**PROBLEM:**
Below is a listing. Gather each line of it that contains "nOUT".

**DATA PROVIDED:**
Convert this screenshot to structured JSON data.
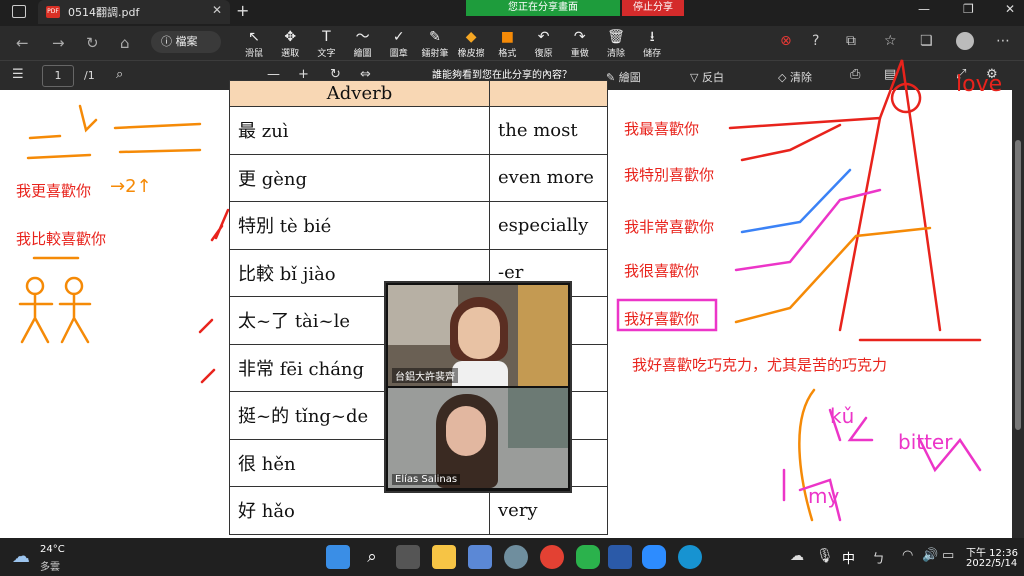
{
  "browser": {
    "tab_title": "0514翻調.pdf",
    "new_tab": "+",
    "share_status": "您正在分享畫面",
    "stop_share": "停止分享",
    "window_controls": [
      "—",
      "❐",
      "✕"
    ]
  },
  "toolbar": {
    "address_label": "檔案",
    "tools": [
      {
        "label": "滑鼠",
        "icon": "↖"
      },
      {
        "label": "選取",
        "icon": "✥"
      },
      {
        "label": "文字",
        "icon": "T"
      },
      {
        "label": "繪圖",
        "icon": "〜"
      },
      {
        "label": "圖章",
        "icon": "✓"
      },
      {
        "label": "鐳射筆",
        "icon": "✎"
      },
      {
        "label": "橡皮擦",
        "icon": "◆"
      },
      {
        "label": "格式",
        "icon": "■"
      },
      {
        "label": "復原",
        "icon": "↶"
      },
      {
        "label": "重做",
        "icon": "↷"
      },
      {
        "label": "清除",
        "icon": "🗑"
      },
      {
        "label": "儲存",
        "icon": "⭳"
      }
    ]
  },
  "pdf_toolbar": {
    "page_number": "1",
    "page_total": "/1",
    "share_hint": "誰能夠看到您在此分享的內容？",
    "draw_label": "繪圖",
    "highlight_label": "反白",
    "erase_label": "清除"
  },
  "document": {
    "header": "Adverb",
    "rows": [
      {
        "hanzi": "最",
        "pinyin": "zuì",
        "english": "the most"
      },
      {
        "hanzi": "更",
        "pinyin": "gèng",
        "english": "even more"
      },
      {
        "hanzi": "特別",
        "pinyin": "tè bié",
        "english": "especially"
      },
      {
        "hanzi": "比較",
        "pinyin": "bǐ jiào",
        "english": "-er"
      },
      {
        "hanzi": "太~了",
        "pinyin": "tài~le",
        "english": ""
      },
      {
        "hanzi": "非常",
        "pinyin": "fēi cháng",
        "english": ""
      },
      {
        "hanzi": "挺~的",
        "pinyin": "tǐng~de",
        "english": ""
      },
      {
        "hanzi": "很",
        "pinyin": "hěn",
        "english": ""
      },
      {
        "hanzi": "好",
        "pinyin": "hǎo",
        "english": "very"
      }
    ]
  },
  "annotations": {
    "left": [
      "我更喜歡你",
      "我比較喜歡你"
    ],
    "right": [
      "我最喜歡你",
      "我特別喜歡你",
      "我非常喜歡你",
      "我很喜歡你",
      "我好喜歡你"
    ],
    "sentence": "我好喜歡吃巧克力，尤其是苦的巧克力",
    "handwriting": [
      "love",
      "kǔ",
      "bitter",
      "my"
    ],
    "left_note": "→2↑"
  },
  "video": {
    "participant1": "台鋁大許裴齊",
    "participant2": "Elías Salinas"
  },
  "taskbar": {
    "weather_temp": "24°C",
    "weather_desc": "多雲",
    "ime": "中",
    "time": "下午 12:36",
    "date": "2022/5/14"
  }
}
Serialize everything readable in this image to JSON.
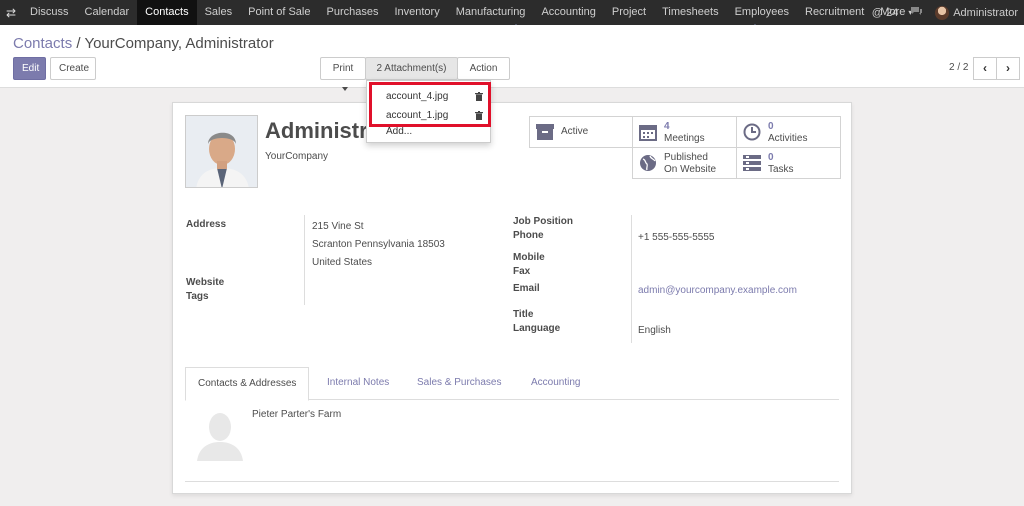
{
  "navbar": {
    "apps": [
      "Discuss",
      "Calendar",
      "Contacts",
      "Sales",
      "Point of Sale",
      "Purchases",
      "Inventory",
      "Manufacturing",
      "Accounting",
      "Project",
      "Timesheets",
      "Employees",
      "Recruitment",
      "More"
    ],
    "active_app": "Contacts",
    "mentions_count": "24",
    "user": "Administrator"
  },
  "breadcrumb": {
    "parent": "Contacts",
    "separator": "/",
    "current": "YourCompany, Administrator"
  },
  "toolbar": {
    "edit_label": "Edit",
    "create_label": "Create",
    "print_label": "Print",
    "attachments_label": "2 Attachment(s)",
    "action_label": "Action"
  },
  "pager": {
    "value": "2 / 2"
  },
  "attachments_menu": {
    "items": [
      "account_4.jpg",
      "account_1.jpg"
    ],
    "add_label": "Add..."
  },
  "partner": {
    "name": "Administrator",
    "company": "YourCompany"
  },
  "smart_buttons": {
    "active": {
      "label": "Active"
    },
    "meetings": {
      "count": "4",
      "label": "Meetings"
    },
    "activities": {
      "count": "0",
      "label": "Activities"
    },
    "website": {
      "line1": "Published",
      "line2": "On Website"
    },
    "tasks": {
      "count": "0",
      "label": "Tasks"
    }
  },
  "fields": {
    "address_label": "Address",
    "street": "215 Vine St",
    "city_state_zip": "Scranton Pennsylvania 18503",
    "country": "United States",
    "website_label": "Website",
    "tags_label": "Tags",
    "job_position_label": "Job Position",
    "phone_label": "Phone",
    "phone": "+1 555-555-5555",
    "mobile_label": "Mobile",
    "fax_label": "Fax",
    "email_label": "Email",
    "email": "admin@yourcompany.example.com",
    "title_label": "Title",
    "language_label": "Language",
    "language": "English"
  },
  "tabs": [
    "Contacts & Addresses",
    "Internal Notes",
    "Sales & Purchases",
    "Accounting"
  ],
  "child_contacts": [
    {
      "name": "Pieter Parter's Farm"
    }
  ],
  "colors": {
    "accent": "#7c7bad",
    "navbar": "#2c2c2c",
    "highlight": "#e0102a"
  }
}
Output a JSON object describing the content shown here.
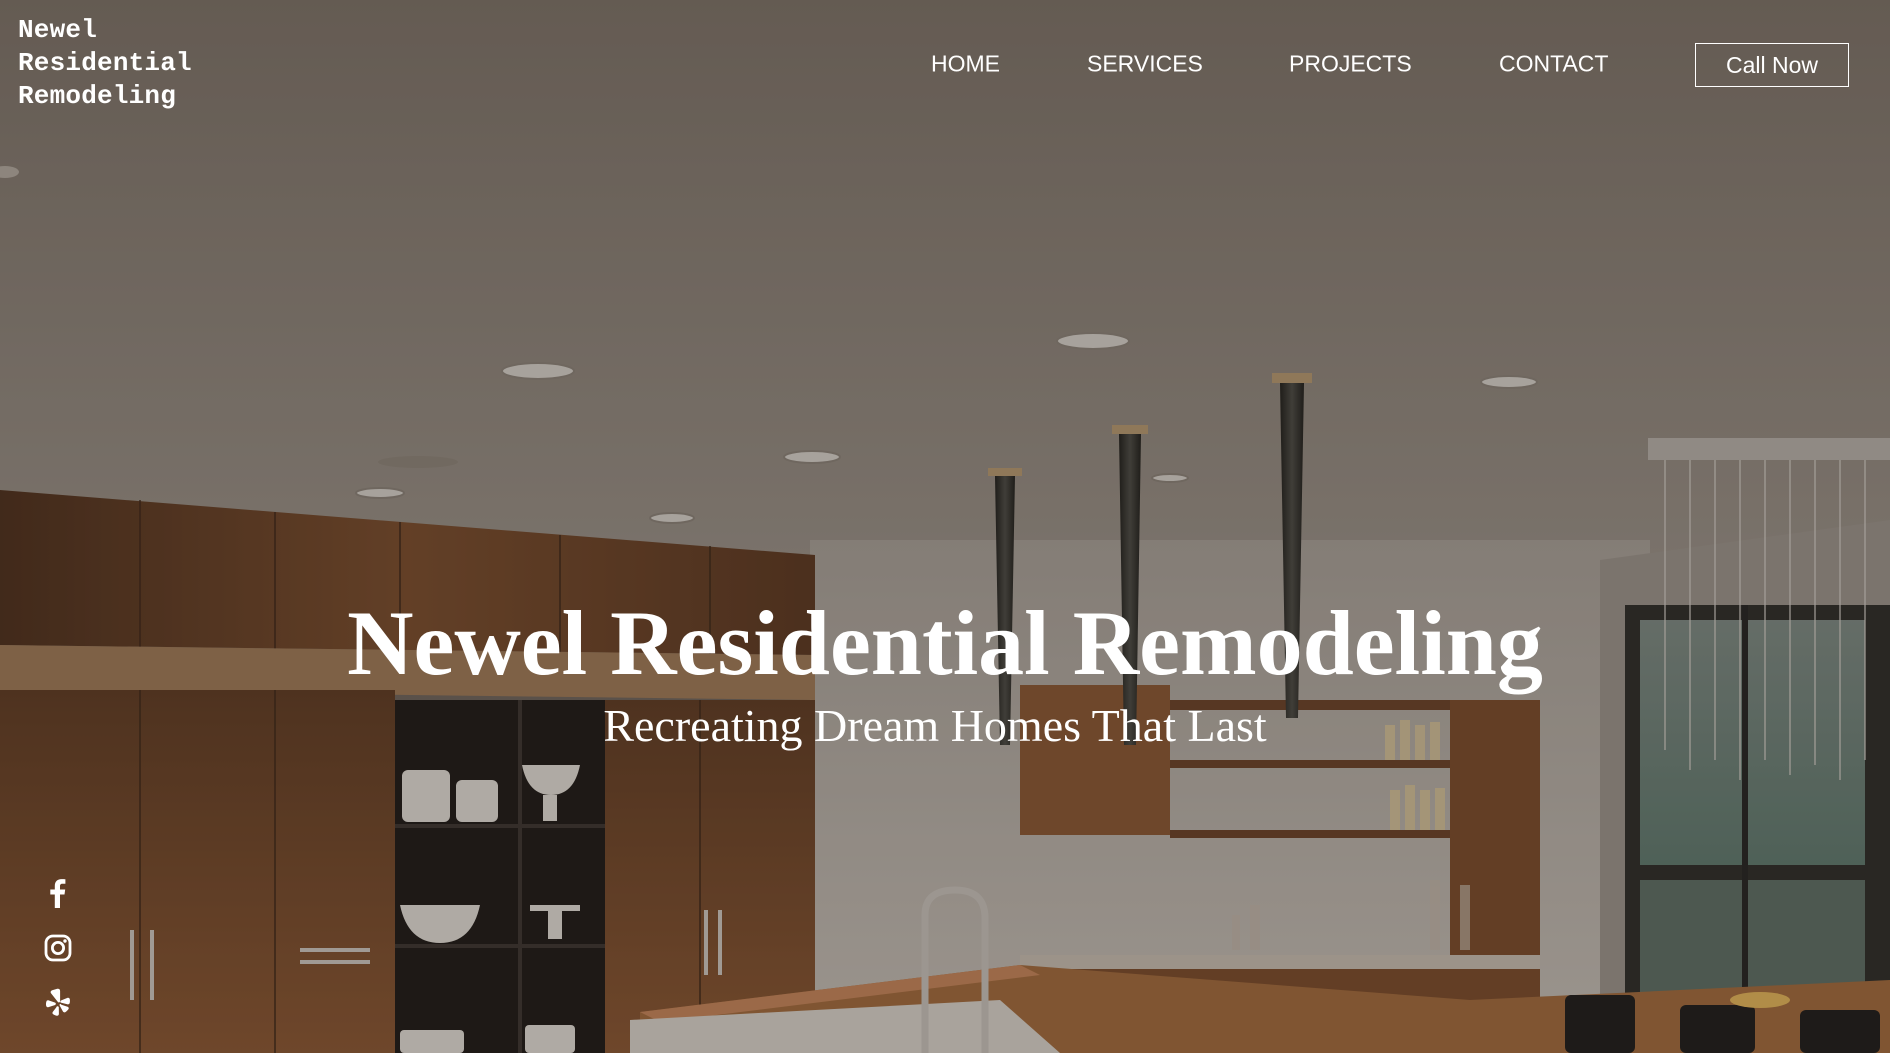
{
  "brand": {
    "logo_lines": [
      "Newel",
      "Residential",
      "Remodeling"
    ]
  },
  "nav": {
    "items": [
      {
        "label": "HOME"
      },
      {
        "label": "SERVICES"
      },
      {
        "label": "PROJECTS"
      },
      {
        "label": "CONTACT"
      }
    ],
    "cta_label": "Call Now"
  },
  "hero": {
    "title": "Newel Residential Remodeling",
    "subtitle": "Recreating Dream Homes That Last",
    "background": "kitchen-interior-photo"
  },
  "social": {
    "icons": [
      "facebook-icon",
      "instagram-icon",
      "yelp-icon"
    ]
  },
  "colors": {
    "text": "#ffffff",
    "overlay": "#28201a",
    "wood": "#7a4a2a",
    "ceiling": "#8a827a"
  }
}
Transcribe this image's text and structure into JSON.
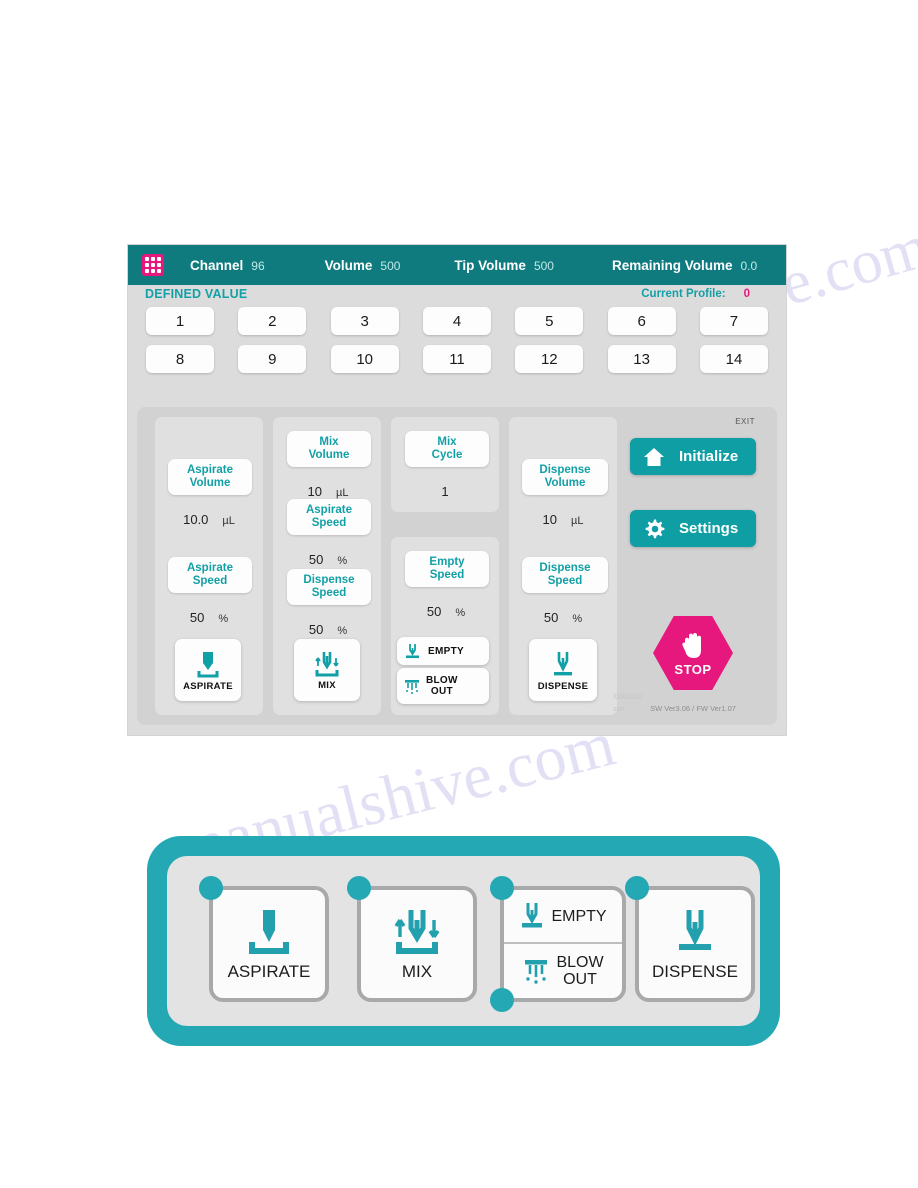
{
  "watermark": {
    "line_a": "manualshive.com",
    "line_b": "manualshive.com"
  },
  "device": {
    "header": {
      "grid_icon": "grid-icon",
      "stats": [
        {
          "label": "Channel",
          "value": "96"
        },
        {
          "label": "Volume",
          "value": "500"
        },
        {
          "label": "Tip Volume",
          "value": "500"
        },
        {
          "label": "Remaining Volume",
          "value": "0.0"
        }
      ]
    },
    "defined_value_label": "DEFINED VALUE",
    "current_profile": {
      "label": "Current Profile:",
      "value": "0"
    },
    "keypad": {
      "row1": [
        "1",
        "2",
        "3",
        "4",
        "5",
        "6",
        "7"
      ],
      "row2": [
        "8",
        "9",
        "10",
        "11",
        "12",
        "13",
        "14"
      ]
    },
    "columns": {
      "aspirate": {
        "volume_label": "Aspirate\nVolume",
        "volume_value": "10.0",
        "volume_unit": "µL",
        "speed_label": "Aspirate\nSpeed",
        "speed_value": "50",
        "speed_unit": "%",
        "action_label": "ASPIRATE",
        "action_icon": "aspirate-icon"
      },
      "mix": {
        "volume_label": "Mix\nVolume",
        "volume_value": "10",
        "volume_unit": "µL",
        "aspirate_speed_label": "Aspirate\nSpeed",
        "aspirate_speed_value": "50",
        "aspirate_speed_unit": "%",
        "dispense_speed_label": "Dispense\nSpeed",
        "dispense_speed_value": "50",
        "dispense_speed_unit": "%",
        "action_label": "MIX",
        "action_icon": "mix-icon"
      },
      "mix_cycle": {
        "label": "Mix\nCycle",
        "value": "1"
      },
      "empty": {
        "speed_label": "Empty\nSpeed",
        "speed_value": "50",
        "speed_unit": "%",
        "empty_label": "EMPTY",
        "empty_icon": "empty-icon",
        "blowout_label": "BLOW\nOUT",
        "blowout_icon": "blowout-icon"
      },
      "dispense": {
        "volume_label": "Dispense\nVolume",
        "volume_value": "10",
        "volume_unit": "µL",
        "speed_label": "Dispense\nSpeed",
        "speed_value": "50",
        "speed_unit": "%",
        "action_label": "DISPENSE",
        "action_icon": "dispense-icon"
      }
    },
    "right_panel": {
      "exit_label": "EXIT",
      "initialize_label": "Initialize",
      "initialize_icon": "home-icon",
      "settings_label": "Settings",
      "settings_icon": "gear-icon",
      "stop_label": "STOP",
      "stop_icon": "hand-icon",
      "firmware_line": "SW Ver3.06 / FW Ver1.07",
      "serial_line": "/0000000",
      "serial_line2": "stat"
    },
    "colors": {
      "header_teal": "#0f7b7f",
      "accent_teal": "#12a0a6",
      "button_teal": "#0f9ea4",
      "stop_magenta": "#e6187e",
      "panel_gray": "#d2d2d2",
      "screen_gray": "#dcdcdc"
    }
  },
  "legend": {
    "frame_color": "#23a8b4",
    "cards": [
      {
        "label": "ASPIRATE",
        "icon": "aspirate-icon"
      },
      {
        "label": "MIX",
        "icon": "mix-icon"
      },
      {
        "label_top": "EMPTY",
        "icon_top": "empty-icon",
        "label_bottom": "BLOW\nOUT",
        "icon_bottom": "blowout-icon"
      },
      {
        "label": "DISPENSE",
        "icon": "dispense-icon"
      }
    ]
  }
}
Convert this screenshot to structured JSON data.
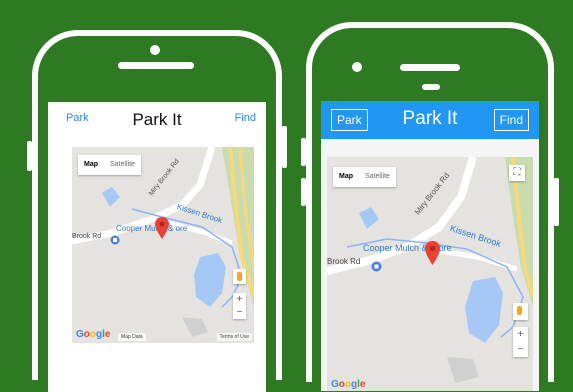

**RESPONSE TO THIS TASK:**
        "blowout_label": "BLOW\nOUT",
        "label_bottom": "BLOW\nOUT",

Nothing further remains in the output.